• **WORK REQUEST 1**
In the text on lipedema treatment, what are the two general categories of treatment?
• **WORK REQUEST 2**
Carry on the text on lipedema treatment from where it stops.

We are still waiting for research to give us a more complete picture of what causes lipedema, and so not surprisingly, we are also still waiting for a cure. But in the meantime lipedema treatment options exist that can help you control your symptoms and prevent progression to lipo-lymphedema, an advanced stage of the disease that includes the symptoms of lymphedema.

The goal of lipedema and lipo-lymphedema treatment is two-fold:

  1. To improve patient quality of life by managing the symptoms of lipedema.
  2. To prevent worsening of the condition, and the development of an advanced stage known as lipo-lymphedema.

How to treat lipedema


Your treatment plan depends on your stage of lipedema, how severely you experience your symptoms, your goals, and of course should incorporate current clinical treatment guidelines for lipedema.

Most importantly, you and your health care team need to be on the same page so that you can set realistic treatment goals and avoid discouragement.

In order to set appropriate goals and achieve them you’ll need a clear understanding of:

  1. What lipedema is, and your particular symptoms and stage of progression. Our previous post on self-diagnosing lipedema and lipo-lymphedema describes in detail the symptoms of lipedema and how cumulative physiological changes lead to a worsening of symptoms. Our aim in that post was to create a comprehensive and reliable source of information to help you understand what lipedema is, which symptoms you have (and don’t have) and what stage of progression you are at.
  2. Available treatment options. We’ll discuss these bellow.
  3. The intended goal of each treatment option. We’ll discuss these below.

Available Lipedema treatment options and how they help

Lipedema treatments fall into two general categories: ‘conservative’ treatments that are typically safe and easy to implement, and ‘invasive’ treatments (surgery). These treatment options and how they can help are described in detail below, but for a quick overview see Figure 1.


Conservative treatments can not cure lipedema, nor can they eliminate your symptoms. Instead, conservative treatments can help you manage your symptoms, and reduce the likelihood of further disease progression.

Each of the treatment options listed below act to help decrease the size of the affected limb, either by reducing the volume of fat (adipose tissue) or fluid. Lipedema is not just a disease of abnormal fat accumulation; it is also a disease of abnormal fluid accumulation.

Lipedema is believed to advance, and its symptoms worsen, in part through a vicious cycle whereby fat deposition and swelling increases the amount of new fat deposition and swelling.  Fluid accumulation can eventually overburden the lymphatic system and culminate in lipo-lymphedema, a condition that combines the symptoms of lipedema and lymphedema. For a more in-depth description, please see our post on self-diagnosing lipedema.

• **INFORMATION GIVEN**
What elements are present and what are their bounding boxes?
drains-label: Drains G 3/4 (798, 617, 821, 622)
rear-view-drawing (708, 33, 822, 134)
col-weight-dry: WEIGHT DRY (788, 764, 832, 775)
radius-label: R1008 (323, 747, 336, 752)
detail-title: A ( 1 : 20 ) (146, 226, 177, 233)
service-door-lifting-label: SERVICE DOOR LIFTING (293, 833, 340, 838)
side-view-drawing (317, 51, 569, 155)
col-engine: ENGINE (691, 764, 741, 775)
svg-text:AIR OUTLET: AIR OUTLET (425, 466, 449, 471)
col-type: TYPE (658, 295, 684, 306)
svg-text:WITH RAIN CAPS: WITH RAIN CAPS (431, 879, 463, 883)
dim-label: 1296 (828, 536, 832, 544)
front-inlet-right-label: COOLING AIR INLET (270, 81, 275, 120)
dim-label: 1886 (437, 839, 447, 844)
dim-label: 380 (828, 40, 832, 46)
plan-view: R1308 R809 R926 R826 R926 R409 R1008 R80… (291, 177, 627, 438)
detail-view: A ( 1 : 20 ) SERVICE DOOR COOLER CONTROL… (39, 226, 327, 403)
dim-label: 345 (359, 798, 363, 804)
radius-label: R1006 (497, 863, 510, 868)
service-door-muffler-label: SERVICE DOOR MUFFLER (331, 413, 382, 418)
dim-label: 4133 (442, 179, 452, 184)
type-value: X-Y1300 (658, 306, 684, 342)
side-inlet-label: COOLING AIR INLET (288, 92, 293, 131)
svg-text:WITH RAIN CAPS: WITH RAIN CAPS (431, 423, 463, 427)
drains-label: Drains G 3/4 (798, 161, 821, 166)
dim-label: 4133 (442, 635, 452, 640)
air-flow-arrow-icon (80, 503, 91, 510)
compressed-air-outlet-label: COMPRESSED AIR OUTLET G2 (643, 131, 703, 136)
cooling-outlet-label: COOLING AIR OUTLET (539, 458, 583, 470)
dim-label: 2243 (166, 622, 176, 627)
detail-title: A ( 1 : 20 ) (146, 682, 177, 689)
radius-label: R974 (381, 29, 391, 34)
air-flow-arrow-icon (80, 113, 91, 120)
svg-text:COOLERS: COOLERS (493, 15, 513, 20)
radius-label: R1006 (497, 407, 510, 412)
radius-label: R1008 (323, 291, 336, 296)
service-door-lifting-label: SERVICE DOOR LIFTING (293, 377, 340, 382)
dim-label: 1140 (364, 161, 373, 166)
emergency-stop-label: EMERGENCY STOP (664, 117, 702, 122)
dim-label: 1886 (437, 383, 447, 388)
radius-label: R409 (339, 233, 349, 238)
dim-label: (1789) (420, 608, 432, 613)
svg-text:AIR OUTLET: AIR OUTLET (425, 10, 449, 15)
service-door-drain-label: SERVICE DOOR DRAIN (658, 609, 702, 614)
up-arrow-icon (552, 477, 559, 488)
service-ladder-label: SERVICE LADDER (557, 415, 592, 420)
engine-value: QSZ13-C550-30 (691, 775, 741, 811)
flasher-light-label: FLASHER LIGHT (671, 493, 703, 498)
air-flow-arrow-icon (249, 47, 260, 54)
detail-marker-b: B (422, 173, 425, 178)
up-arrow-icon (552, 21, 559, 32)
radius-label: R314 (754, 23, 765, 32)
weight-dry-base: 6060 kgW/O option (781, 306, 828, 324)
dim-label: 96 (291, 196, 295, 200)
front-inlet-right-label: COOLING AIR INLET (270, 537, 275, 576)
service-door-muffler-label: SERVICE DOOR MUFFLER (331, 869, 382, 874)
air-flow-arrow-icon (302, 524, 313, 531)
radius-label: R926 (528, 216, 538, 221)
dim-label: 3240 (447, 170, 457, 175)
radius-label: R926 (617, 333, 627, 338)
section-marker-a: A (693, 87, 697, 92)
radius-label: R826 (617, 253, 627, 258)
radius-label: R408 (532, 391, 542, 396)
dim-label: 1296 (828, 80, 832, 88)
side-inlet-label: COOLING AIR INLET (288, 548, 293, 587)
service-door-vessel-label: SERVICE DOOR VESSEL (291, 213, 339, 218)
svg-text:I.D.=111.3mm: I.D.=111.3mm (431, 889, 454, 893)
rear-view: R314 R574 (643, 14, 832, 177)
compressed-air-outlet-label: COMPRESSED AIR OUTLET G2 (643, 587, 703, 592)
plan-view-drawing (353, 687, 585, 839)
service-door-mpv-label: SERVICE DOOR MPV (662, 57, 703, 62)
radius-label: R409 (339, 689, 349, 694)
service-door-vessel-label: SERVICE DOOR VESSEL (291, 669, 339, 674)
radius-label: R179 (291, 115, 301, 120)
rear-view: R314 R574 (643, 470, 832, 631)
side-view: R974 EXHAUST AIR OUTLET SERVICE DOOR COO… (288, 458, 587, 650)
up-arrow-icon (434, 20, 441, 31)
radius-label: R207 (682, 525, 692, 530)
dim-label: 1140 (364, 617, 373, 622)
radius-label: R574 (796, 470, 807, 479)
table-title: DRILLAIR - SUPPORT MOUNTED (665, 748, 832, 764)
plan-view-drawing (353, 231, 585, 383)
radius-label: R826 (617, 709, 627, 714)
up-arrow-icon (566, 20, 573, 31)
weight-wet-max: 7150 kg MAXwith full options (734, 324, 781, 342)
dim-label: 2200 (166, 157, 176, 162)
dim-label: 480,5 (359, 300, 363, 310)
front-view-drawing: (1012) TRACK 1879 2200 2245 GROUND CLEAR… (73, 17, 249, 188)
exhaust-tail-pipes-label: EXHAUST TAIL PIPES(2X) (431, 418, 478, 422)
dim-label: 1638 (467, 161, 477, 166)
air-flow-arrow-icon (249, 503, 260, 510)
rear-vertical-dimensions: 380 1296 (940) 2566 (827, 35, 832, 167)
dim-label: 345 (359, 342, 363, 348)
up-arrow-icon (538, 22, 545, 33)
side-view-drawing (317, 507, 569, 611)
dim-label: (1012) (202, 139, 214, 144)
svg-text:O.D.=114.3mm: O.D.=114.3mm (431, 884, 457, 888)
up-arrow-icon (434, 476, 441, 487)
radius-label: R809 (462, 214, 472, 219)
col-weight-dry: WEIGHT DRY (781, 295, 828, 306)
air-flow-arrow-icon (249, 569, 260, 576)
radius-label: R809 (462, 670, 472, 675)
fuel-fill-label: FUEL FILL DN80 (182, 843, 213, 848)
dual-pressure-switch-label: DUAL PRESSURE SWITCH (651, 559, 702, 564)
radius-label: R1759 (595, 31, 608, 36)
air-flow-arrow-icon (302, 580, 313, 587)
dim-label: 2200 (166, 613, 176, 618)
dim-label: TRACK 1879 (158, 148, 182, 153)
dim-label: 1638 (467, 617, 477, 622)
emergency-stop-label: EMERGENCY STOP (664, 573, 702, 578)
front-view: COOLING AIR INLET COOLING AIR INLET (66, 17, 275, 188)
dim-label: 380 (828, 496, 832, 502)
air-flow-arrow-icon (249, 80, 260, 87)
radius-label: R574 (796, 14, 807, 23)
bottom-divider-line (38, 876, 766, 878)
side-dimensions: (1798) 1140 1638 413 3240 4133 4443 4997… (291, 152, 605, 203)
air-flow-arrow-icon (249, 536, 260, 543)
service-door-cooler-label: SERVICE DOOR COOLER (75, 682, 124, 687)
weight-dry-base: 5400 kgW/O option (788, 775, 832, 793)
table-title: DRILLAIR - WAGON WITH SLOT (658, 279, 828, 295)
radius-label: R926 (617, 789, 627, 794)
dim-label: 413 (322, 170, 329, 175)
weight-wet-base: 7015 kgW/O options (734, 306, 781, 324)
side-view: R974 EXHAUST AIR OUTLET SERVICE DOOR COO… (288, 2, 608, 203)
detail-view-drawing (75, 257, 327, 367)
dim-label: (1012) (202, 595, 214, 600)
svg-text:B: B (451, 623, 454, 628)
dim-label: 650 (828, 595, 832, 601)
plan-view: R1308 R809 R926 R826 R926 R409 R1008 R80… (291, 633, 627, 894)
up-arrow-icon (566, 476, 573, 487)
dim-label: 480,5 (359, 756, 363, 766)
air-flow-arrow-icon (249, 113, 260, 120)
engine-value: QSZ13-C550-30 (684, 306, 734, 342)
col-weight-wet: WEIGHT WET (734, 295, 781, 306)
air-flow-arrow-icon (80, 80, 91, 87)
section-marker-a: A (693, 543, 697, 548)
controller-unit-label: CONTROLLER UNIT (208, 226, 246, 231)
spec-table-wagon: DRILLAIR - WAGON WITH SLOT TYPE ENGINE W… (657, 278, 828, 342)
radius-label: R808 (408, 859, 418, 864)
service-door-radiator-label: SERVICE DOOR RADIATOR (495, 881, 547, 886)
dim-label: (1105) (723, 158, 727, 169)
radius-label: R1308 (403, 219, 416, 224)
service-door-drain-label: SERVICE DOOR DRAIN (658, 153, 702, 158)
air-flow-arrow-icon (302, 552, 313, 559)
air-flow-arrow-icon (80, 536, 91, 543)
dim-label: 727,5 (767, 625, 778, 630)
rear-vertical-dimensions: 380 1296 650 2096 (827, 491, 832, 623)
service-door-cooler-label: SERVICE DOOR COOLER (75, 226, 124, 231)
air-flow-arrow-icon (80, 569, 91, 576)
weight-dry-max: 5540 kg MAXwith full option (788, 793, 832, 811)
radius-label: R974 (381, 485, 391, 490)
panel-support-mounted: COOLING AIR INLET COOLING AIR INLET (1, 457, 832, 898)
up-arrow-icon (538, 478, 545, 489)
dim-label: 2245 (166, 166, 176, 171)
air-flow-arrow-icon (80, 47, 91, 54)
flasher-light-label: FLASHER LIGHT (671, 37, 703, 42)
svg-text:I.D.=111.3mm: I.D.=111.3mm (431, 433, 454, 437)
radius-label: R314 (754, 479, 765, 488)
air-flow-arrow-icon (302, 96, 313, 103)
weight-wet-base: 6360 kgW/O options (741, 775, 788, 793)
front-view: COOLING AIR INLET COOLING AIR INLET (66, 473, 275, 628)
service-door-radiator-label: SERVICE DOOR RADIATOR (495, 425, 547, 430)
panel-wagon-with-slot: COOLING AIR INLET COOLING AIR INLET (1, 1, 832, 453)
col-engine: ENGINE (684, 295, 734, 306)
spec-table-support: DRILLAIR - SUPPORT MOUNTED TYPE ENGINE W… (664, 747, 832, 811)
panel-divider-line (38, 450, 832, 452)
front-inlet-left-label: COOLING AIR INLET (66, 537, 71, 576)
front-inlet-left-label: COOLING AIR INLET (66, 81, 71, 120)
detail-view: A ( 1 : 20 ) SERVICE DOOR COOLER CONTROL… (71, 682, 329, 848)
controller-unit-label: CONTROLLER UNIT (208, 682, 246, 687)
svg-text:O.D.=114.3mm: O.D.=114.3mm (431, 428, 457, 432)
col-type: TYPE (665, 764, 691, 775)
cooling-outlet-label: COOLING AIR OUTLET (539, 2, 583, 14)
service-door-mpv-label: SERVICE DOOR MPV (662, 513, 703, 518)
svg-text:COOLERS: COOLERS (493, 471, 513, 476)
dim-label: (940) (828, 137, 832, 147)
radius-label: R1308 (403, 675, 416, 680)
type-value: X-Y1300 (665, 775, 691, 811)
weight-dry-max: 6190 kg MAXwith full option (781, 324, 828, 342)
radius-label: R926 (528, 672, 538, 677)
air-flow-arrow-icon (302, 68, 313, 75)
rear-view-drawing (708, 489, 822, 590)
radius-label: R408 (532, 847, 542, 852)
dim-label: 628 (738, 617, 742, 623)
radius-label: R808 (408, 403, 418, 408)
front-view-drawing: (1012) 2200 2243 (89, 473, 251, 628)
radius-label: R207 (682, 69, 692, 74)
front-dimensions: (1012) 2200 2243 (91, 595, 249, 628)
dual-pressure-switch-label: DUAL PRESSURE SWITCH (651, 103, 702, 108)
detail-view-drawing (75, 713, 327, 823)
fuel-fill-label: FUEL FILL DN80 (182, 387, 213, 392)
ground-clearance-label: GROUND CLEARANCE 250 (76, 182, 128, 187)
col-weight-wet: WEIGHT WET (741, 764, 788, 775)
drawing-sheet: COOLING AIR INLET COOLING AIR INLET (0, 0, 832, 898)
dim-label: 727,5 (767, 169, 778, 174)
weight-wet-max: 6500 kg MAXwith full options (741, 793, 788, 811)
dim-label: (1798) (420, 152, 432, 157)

• **RESULT 1**
Conservative treatments, which are typically safe and easy to implement, and invasive treatments (surgery).

• **RESULT 2**
Managing limb volume by reducing fat and fluid accumulation can thereby help reduce symptoms AND prevent disease progression.

Conservative treatments for managing limb volume and how they help:

1. Exercise Therapy
  • Regular exercise is beneficial and is widely recommended.
  • Exercise can work two-fold: first it can increase fluid drainage from the limb by increasing the activity of the venous system, and second it can help reduce the risk of obesity. Swelling and obesity both act to exacerbate lipedema and promote disease progression.
  • Exercise activities should be chosen thoughtfully. Exercise should be (1) enjoyable by the patient so that it can be performed regularly and become routine, (2) do not cause pain or risk of injury. Regular purposeful walking, swimming and cycling can be great options.
2. Weight Loss
  • Weight loss will NOT reduce abnormal fat deposits caused by lipedema. Patients with lipedema can lose weight until they have very little upper body fat, even to the point of being “skinny”, but this has no impact on their abnormal fat deposits caused by lipedema. Lipedema is not the same as obesity, and cannot be cured through weight loss.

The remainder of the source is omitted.